(Stored data)
##########

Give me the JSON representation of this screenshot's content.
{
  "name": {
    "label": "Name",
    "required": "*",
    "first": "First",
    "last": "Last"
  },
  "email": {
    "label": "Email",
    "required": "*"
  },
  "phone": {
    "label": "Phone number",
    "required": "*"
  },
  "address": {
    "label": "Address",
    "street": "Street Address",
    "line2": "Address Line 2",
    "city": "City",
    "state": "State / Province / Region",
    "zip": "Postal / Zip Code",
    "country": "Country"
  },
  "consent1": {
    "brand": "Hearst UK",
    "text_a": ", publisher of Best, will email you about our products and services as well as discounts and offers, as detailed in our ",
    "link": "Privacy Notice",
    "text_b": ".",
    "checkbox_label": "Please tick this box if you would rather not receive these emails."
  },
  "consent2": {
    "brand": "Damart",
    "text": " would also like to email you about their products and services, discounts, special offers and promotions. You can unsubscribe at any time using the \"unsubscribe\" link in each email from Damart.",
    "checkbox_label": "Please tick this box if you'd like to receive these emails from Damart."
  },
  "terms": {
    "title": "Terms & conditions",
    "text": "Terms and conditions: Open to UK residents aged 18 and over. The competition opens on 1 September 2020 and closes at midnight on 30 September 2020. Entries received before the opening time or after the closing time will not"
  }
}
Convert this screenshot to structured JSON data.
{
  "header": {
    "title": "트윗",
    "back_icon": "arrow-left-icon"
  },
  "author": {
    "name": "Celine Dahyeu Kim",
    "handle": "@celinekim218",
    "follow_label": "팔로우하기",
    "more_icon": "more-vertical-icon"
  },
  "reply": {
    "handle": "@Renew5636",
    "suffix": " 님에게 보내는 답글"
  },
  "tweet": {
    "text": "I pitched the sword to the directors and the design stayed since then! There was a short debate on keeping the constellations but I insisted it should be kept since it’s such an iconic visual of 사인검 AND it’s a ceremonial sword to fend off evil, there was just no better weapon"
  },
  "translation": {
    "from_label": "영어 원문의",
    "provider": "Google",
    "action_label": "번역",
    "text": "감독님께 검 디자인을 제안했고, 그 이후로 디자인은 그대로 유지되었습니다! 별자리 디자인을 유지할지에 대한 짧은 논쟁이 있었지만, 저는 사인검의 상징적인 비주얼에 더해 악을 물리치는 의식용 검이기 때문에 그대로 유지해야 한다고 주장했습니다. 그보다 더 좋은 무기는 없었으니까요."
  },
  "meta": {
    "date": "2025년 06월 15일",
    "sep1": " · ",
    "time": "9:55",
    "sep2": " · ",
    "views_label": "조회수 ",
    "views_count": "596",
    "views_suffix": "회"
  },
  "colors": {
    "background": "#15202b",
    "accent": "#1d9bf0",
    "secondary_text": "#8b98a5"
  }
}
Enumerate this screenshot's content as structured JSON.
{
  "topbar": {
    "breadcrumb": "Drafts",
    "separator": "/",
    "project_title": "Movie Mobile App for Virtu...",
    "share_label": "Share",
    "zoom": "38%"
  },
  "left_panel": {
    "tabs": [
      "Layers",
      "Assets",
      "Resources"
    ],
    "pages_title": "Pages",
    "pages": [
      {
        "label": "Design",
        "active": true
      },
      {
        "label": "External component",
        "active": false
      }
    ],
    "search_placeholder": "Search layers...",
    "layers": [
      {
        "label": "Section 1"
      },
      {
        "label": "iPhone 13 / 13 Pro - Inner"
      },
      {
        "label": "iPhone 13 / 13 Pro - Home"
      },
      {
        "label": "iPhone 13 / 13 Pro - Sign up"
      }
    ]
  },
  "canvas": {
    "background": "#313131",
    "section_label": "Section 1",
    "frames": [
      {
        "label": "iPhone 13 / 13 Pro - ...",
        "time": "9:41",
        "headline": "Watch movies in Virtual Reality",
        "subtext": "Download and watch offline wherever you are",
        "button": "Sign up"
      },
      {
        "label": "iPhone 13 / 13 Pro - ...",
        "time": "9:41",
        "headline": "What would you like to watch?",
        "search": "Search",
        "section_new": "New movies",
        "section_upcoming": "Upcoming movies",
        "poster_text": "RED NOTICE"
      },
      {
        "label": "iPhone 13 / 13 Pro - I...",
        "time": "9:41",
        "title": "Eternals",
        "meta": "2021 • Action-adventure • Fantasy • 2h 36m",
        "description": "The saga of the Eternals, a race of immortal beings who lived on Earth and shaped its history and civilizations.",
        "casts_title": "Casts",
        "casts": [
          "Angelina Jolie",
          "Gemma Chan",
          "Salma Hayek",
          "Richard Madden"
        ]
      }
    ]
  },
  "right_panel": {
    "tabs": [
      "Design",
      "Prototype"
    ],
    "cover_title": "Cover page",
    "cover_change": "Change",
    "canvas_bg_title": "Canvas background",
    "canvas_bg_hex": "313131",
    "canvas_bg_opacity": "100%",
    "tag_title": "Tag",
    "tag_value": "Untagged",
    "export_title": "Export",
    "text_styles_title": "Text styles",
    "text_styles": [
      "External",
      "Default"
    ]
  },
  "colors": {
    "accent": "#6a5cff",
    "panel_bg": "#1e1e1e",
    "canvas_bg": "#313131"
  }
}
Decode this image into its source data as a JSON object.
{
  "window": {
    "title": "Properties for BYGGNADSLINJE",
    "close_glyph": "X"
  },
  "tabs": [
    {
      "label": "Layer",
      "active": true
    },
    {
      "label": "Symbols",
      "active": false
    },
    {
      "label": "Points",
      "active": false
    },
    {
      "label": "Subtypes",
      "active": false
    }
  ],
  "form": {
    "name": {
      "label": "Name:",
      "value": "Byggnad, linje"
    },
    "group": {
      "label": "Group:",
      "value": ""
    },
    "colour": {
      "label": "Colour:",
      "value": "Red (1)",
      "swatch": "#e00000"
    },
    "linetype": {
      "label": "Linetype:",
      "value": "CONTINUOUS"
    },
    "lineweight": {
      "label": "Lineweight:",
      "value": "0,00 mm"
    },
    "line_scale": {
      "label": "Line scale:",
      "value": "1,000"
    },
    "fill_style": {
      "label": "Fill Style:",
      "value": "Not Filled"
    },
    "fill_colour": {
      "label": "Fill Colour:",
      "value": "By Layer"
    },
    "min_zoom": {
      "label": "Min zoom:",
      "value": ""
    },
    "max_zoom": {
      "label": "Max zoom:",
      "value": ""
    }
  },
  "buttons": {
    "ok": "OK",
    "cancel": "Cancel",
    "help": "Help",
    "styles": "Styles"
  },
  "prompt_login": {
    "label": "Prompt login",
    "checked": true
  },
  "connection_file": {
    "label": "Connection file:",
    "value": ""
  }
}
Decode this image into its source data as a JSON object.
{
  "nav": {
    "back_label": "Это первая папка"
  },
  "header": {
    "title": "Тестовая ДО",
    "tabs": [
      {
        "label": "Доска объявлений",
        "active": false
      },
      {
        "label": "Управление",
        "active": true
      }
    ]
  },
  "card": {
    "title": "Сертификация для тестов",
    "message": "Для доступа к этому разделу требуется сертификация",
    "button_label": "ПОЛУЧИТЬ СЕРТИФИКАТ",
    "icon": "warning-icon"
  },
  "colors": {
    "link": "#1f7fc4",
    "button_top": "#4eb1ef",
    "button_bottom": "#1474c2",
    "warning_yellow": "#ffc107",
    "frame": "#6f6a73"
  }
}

##########

**THE TASK**
Output the full listing without altering anything.

**REPLY TO THE TASK**
Give me the JSON representation of this screenshot's content.
{
  "name": {
    "label": "Name",
    "required": "*",
    "first": "First",
    "last": "Last"
  },
  "email": {
    "label": "Email",
    "required": "*"
  },
  "phone": {
    "label": "Phone number",
    "required": "*"
  },
  "address": {
    "label": "Address",
    "street": "Street Address",
    "line2": "Address Line 2",
    "city": "City",
    "state": "State / Province / Region",
    "zip": "Postal / Zip Code",
    "country": "Country"
  },
  "consent1": {
    "brand": "Hearst UK",
    "text_a": ", publisher of Best, will email you about our products and services as well as discounts and offers, as detailed in our ",
    "link": "Privacy Notice",
    "text_b": ".",
    "checkbox_label": "Please tick this box if you would rather not receive these emails."
  },
  "consent2": {
    "brand": "Damart",
    "text": " would also like to email you about their products and services, discounts, special offers and promotions. You can unsubscribe at any time using the \"unsubscribe\" link in each email from Damart.",
    "checkbox_label": "Please tick this box if you'd like to receive these emails from Damart."
  },
  "terms": {
    "title": "Terms & conditions",
    "text": "Terms and conditions: Open to UK residents aged 18 and over. The competition opens on 1 September 2020 and closes at midnight on 30 September 2020. Entries received before the opening time or after the closing time will not"
  }
}
Convert this screenshot to structured JSON data.
{
  "header": {
    "title": "트윗",
    "back_icon": "arrow-left-icon"
  },
  "author": {
    "name": "Celine Dahyeu Kim",
    "handle": "@celinekim218",
    "follow_label": "팔로우하기",
    "more_icon": "more-vertical-icon"
  },
  "reply": {
    "handle": "@Renew5636",
    "suffix": " 님에게 보내는 답글"
  },
  "tweet": {
    "text": "I pitched the sword to the directors and the design stayed since then! There was a short debate on keeping the constellations but I insisted it should be kept since it’s such an iconic visual of 사인검 AND it’s a ceremonial sword to fend off evil, there was just no better weapon"
  },
  "translation": {
    "from_label": "영어 원문의",
    "provider": "Google",
    "action_label": "번역",
    "text": "감독님께 검 디자인을 제안했고, 그 이후로 디자인은 그대로 유지되었습니다! 별자리 디자인을 유지할지에 대한 짧은 논쟁이 있었지만, 저는 사인검의 상징적인 비주얼에 더해 악을 물리치는 의식용 검이기 때문에 그대로 유지해야 한다고 주장했습니다. 그보다 더 좋은 무기는 없었으니까요."
  },
  "meta": {
    "date": "2025년 06월 15일",
    "sep1": " · ",
    "time": "9:55",
    "sep2": " · ",
    "views_label": "조회수 ",
    "views_count": "596",
    "views_suffix": "회"
  },
  "colors": {
    "background": "#15202b",
    "accent": "#1d9bf0",
    "secondary_text": "#8b98a5"
  }
}
Enumerate this screenshot's content as structured JSON.
{
  "topbar": {
    "breadcrumb": "Drafts",
    "separator": "/",
    "project_title": "Movie Mobile App for Virtu...",
    "share_label": "Share",
    "zoom": "38%"
  },
  "left_panel": {
    "tabs": [
      "Layers",
      "Assets",
      "Resources"
    ],
    "pages_title": "Pages",
    "pages": [
      {
        "label": "Design",
        "active": true
      },
      {
        "label": "External component",
        "active": false
      }
    ],
    "search_placeholder": "Search layers...",
    "layers": [
      {
        "label": "Section 1"
      },
      {
        "label": "iPhone 13 / 13 Pro - Inner"
      },
      {
        "label": "iPhone 13 / 13 Pro - Home"
      },
      {
        "label": "iPhone 13 / 13 Pro - Sign up"
      }
    ]
  },
  "canvas": {
    "background": "#313131",
    "section_label": "Section 1",
    "frames": [
      {
        "label": "iPhone 13 / 13 Pro - ...",
        "time": "9:41",
        "headline": "Watch movies in Virtual Reality",
        "subtext": "Download and watch offline wherever you are",
        "button": "Sign up"
      },
      {
        "label": "iPhone 13 / 13 Pro - ...",
        "time": "9:41",
        "headline": "What would you like to watch?",
        "search": "Search",
        "section_new": "New movies",
        "section_upcoming": "Upcoming movies",
        "poster_text": "RED NOTICE"
      },
      {
        "label": "iPhone 13 / 13 Pro - I...",
        "time": "9:41",
        "title": "Eternals",
        "meta": "2021 • Action-adventure • Fantasy • 2h 36m",
        "description": "The saga of the Eternals, a race of immortal beings who lived on Earth and shaped its history and civilizations.",
        "casts_title": "Casts",
        "casts": [
          "Angelina Jolie",
          "Gemma Chan",
          "Salma Hayek",
          "Richard Madden"
        ]
      }
    ]
  },
  "right_panel": {
    "tabs": [
      "Design",
      "Prototype"
    ],
    "cover_title": "Cover page",
    "cover_change": "Change",
    "canvas_bg_title": "Canvas background",
    "canvas_bg_hex": "313131",
    "canvas_bg_opacity": "100%",
    "tag_title": "Tag",
    "tag_value": "Untagged",
    "export_title": "Export",
    "text_styles_title": "Text styles",
    "text_styles": [
      "External",
      "Default"
    ]
  },
  "colors": {
    "accent": "#6a5cff",
    "panel_bg": "#1e1e1e",
    "canvas_bg": "#313131"
  }
}
Decode this image into its source data as a JSON object.
{
  "window": {
    "title": "Properties for BYGGNADSLINJE",
    "close_glyph": "X"
  },
  "tabs": [
    {
      "label": "Layer",
      "active": true
    },
    {
      "label": "Symbols",
      "active": false
    },
    {
      "label": "Points",
      "active": false
    },
    {
      "label": "Subtypes",
      "active": false
    }
  ],
  "form": {
    "name": {
      "label": "Name:",
      "value": "Byggnad, linje"
    },
    "group": {
      "label": "Group:",
      "value": ""
    },
    "colour": {
      "label": "Colour:",
      "value": "Red (1)",
      "swatch": "#e00000"
    },
    "linetype": {
      "label": "Linetype:",
      "value": "CONTINUOUS"
    },
    "lineweight": {
      "label": "Lineweight:",
      "value": "0,00 mm"
    },
    "line_scale": {
      "label": "Line scale:",
      "value": "1,000"
    },
    "fill_style": {
      "label": "Fill Style:",
      "value": "Not Filled"
    },
    "fill_colour": {
      "label": "Fill Colour:",
      "value": "By Layer"
    },
    "min_zoom": {
      "label": "Min zoom:",
      "value": ""
    },
    "max_zoom": {
      "label": "Max zoom:",
      "value": ""
    }
  },
  "buttons": {
    "ok": "OK",
    "cancel": "Cancel",
    "help": "Help",
    "styles": "Styles"
  },
  "prompt_login": {
    "label": "Prompt login",
    "checked": true
  },
  "connection_file": {
    "label": "Connection file:",
    "value": ""
  }
}
Decode this image into its source data as a JSON object.
{
  "nav": {
    "back_label": "Это первая папка"
  },
  "header": {
    "title": "Тестовая ДО",
    "tabs": [
      {
        "label": "Доска объявлений",
        "active": false
      },
      {
        "label": "Управление",
        "active": true
      }
    ]
  },
  "card": {
    "title": "Сертификация для тестов",
    "message": "Для доступа к этому разделу требуется сертификация",
    "button_label": "ПОЛУЧИТЬ СЕРТИФИКАТ",
    "icon": "warning-icon"
  },
  "colors": {
    "link": "#1f7fc4",
    "button_top": "#4eb1ef",
    "button_bottom": "#1474c2",
    "warning_yellow": "#ffc107",
    "frame": "#6f6a73"
  }
}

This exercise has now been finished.